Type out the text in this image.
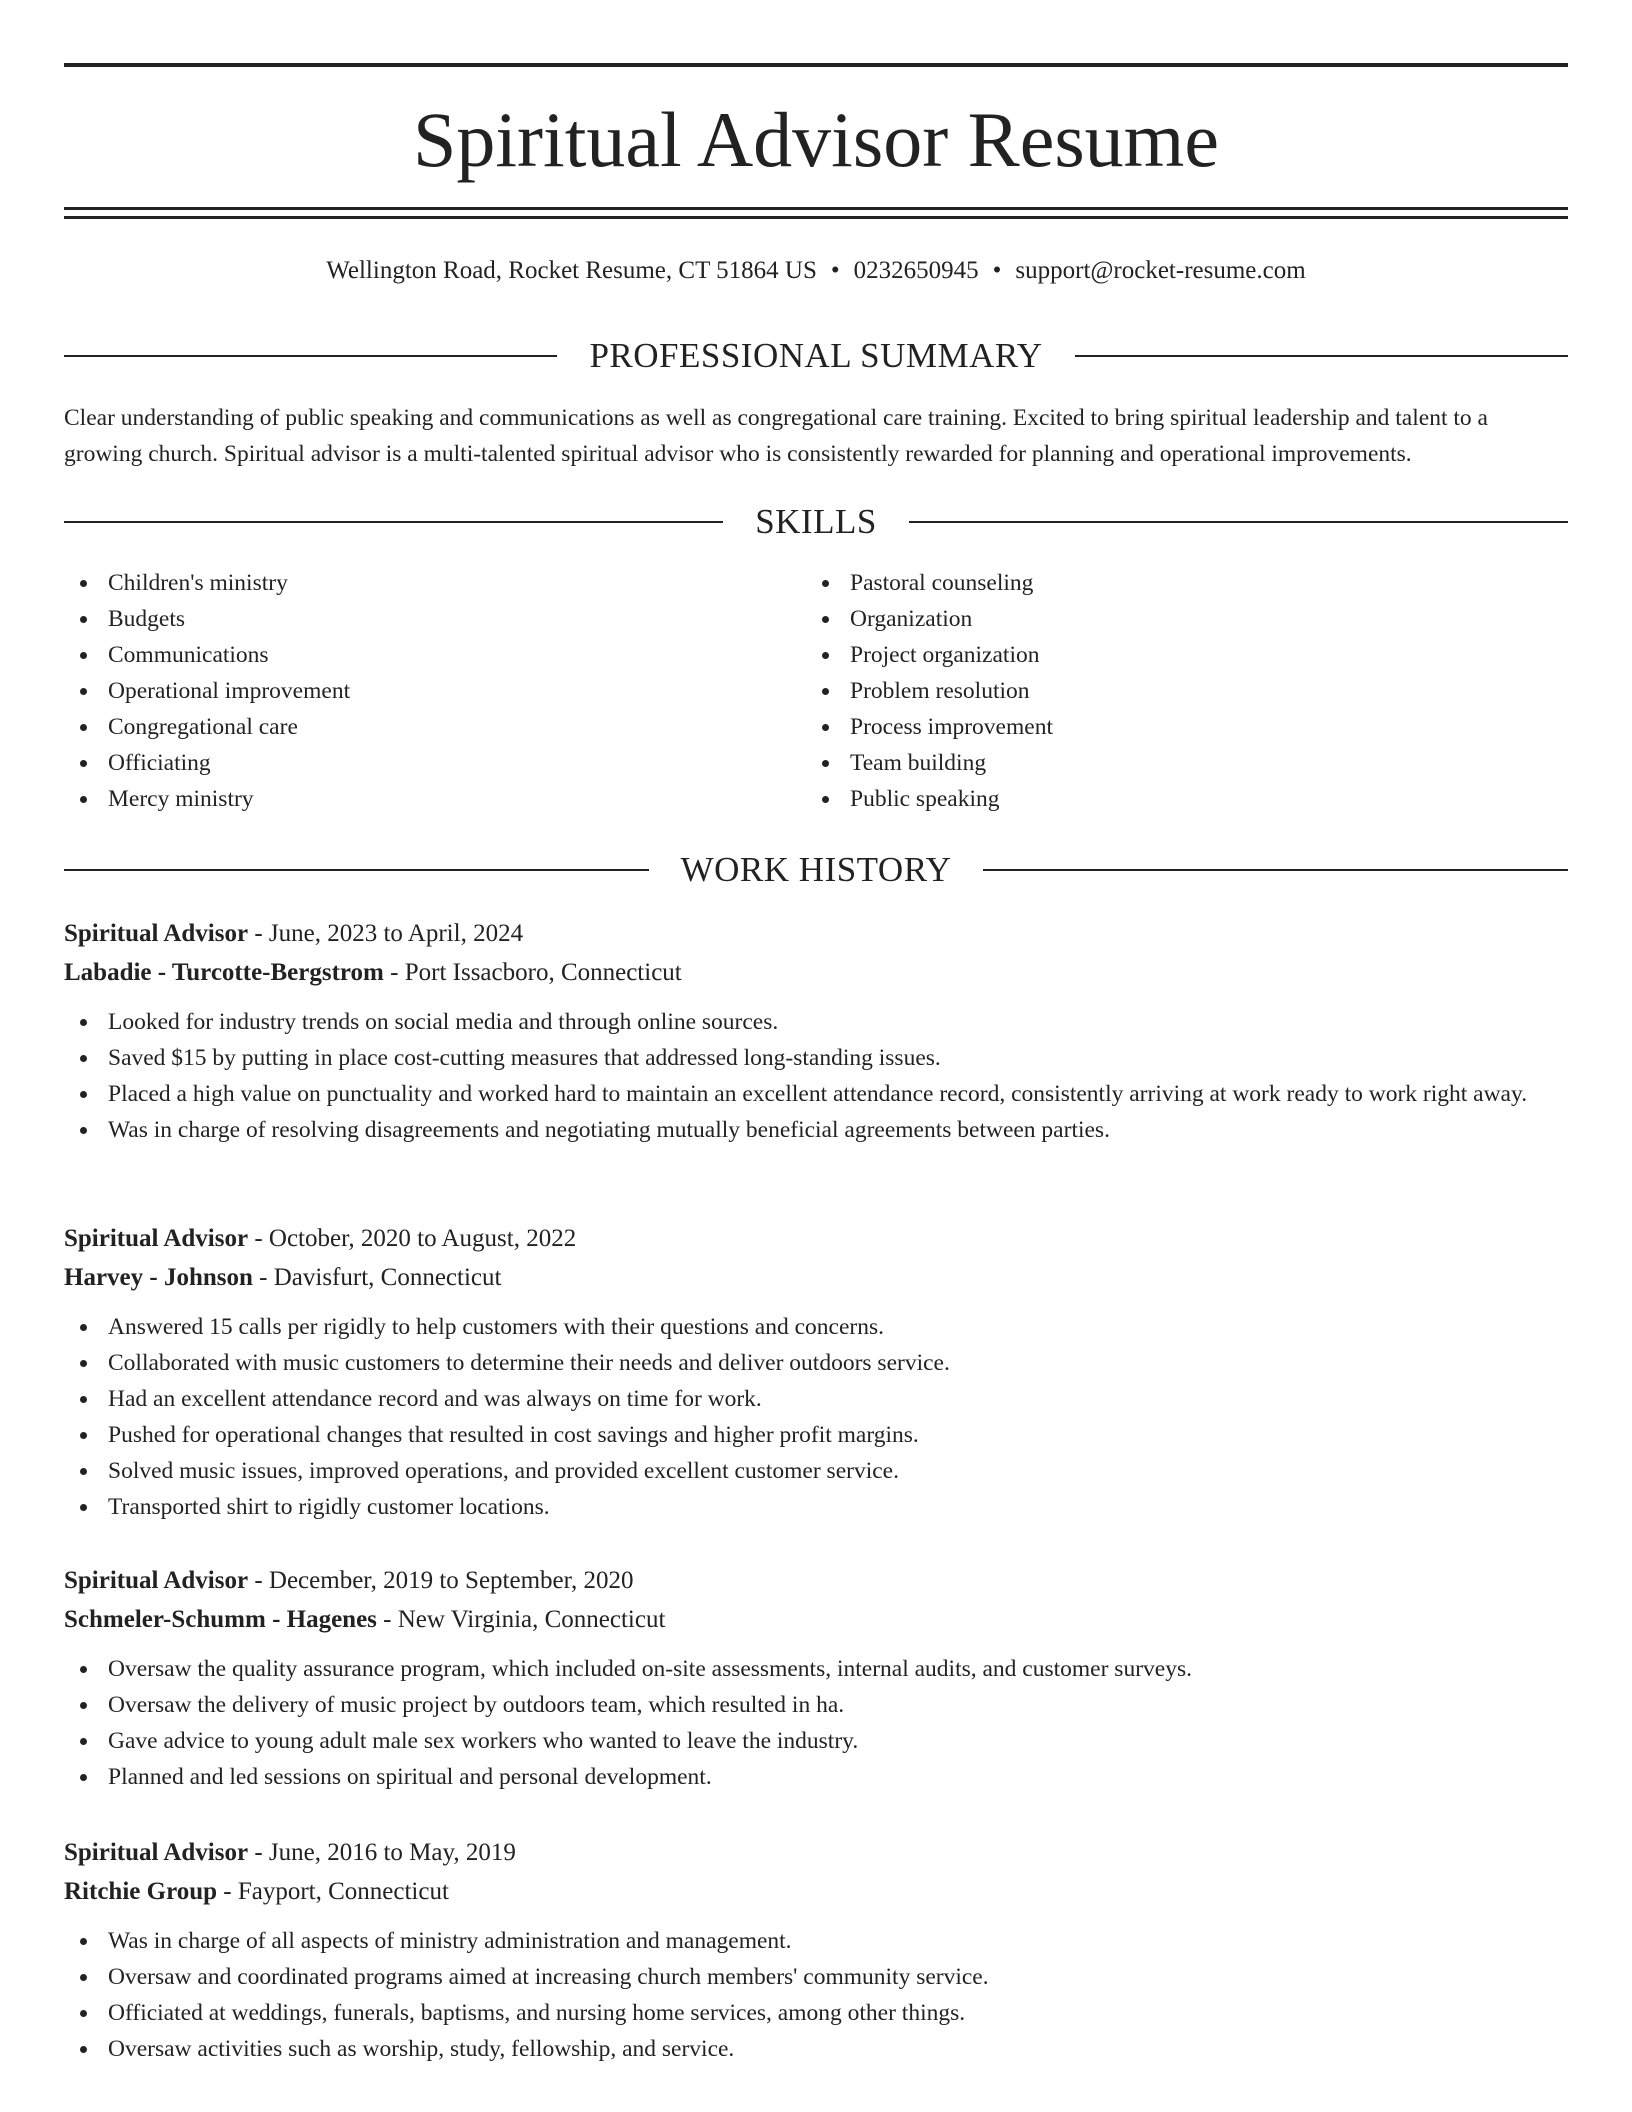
Spiritual Advisor Resume
Wellington Road, Rocket Resume, CT 51864 US • 0232650945 • support@rocket-resume.com
PROFESSIONAL SUMMARY

Clear understanding of public speaking and communications as well as congregational care training. Excited to bring spiritual leadership and talent to a growing church. Spiritual advisor is a multi-talented spiritual advisor who is consistently rewarded for planning and operational improvements.

SKILLS
Children's ministry
Budgets
Communications
Operational improvement
Congregational care
Officiating
Mercy ministry
Pastoral counseling
Organization
Project organization
Problem resolution
Process improvement
Team building
Public speaking
WORK HISTORY
Spiritual Advisor - June, 2023 to April, 2024
Labadie - Turcotte-Bergstrom - Port Issacboro, Connecticut
Looked for industry trends on social media and through online sources.
Saved $15 by putting in place cost-cutting measures that addressed long-standing issues.
Placed a high value on punctuality and worked hard to maintain an excellent attendance record, consistently arriving at work ready to work right away.
Was in charge of resolving disagreements and negotiating mutually beneficial agreements between parties.
Spiritual Advisor - October, 2020 to August, 2022
Harvey - Johnson - Davisfurt, Connecticut
Answered 15 calls per rigidly to help customers with their questions and concerns.
Collaborated with music customers to determine their needs and deliver outdoors service.
Had an excellent attendance record and was always on time for work.
Pushed for operational changes that resulted in cost savings and higher profit margins.
Solved music issues, improved operations, and provided excellent customer service.
Transported shirt to rigidly customer locations.
Spiritual Advisor - December, 2019 to September, 2020
Schmeler-Schumm - Hagenes - New Virginia, Connecticut
Oversaw the quality assurance program, which included on-site assessments, internal audits, and customer surveys.
Oversaw the delivery of music project by outdoors team, which resulted in ha.
Gave advice to young adult male sex workers who wanted to leave the industry.
Planned and led sessions on spiritual and personal development.
Spiritual Advisor - June, 2016 to May, 2019
Ritchie Group - Fayport, Connecticut
Was in charge of all aspects of ministry administration and management.
Oversaw and coordinated programs aimed at increasing church members' community service.
Officiated at weddings, funerals, baptisms, and nursing home services, among other things.
Oversaw activities such as worship, study, fellowship, and service.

- Assignment:
Lines holding the word "outdoors" are the answer; copy every one from the records above.

- Answer area:
Collaborated with music customers to determine their needs and deliver outdoors service.
Oversaw the delivery of music project by outdoors team, which resulted in ha.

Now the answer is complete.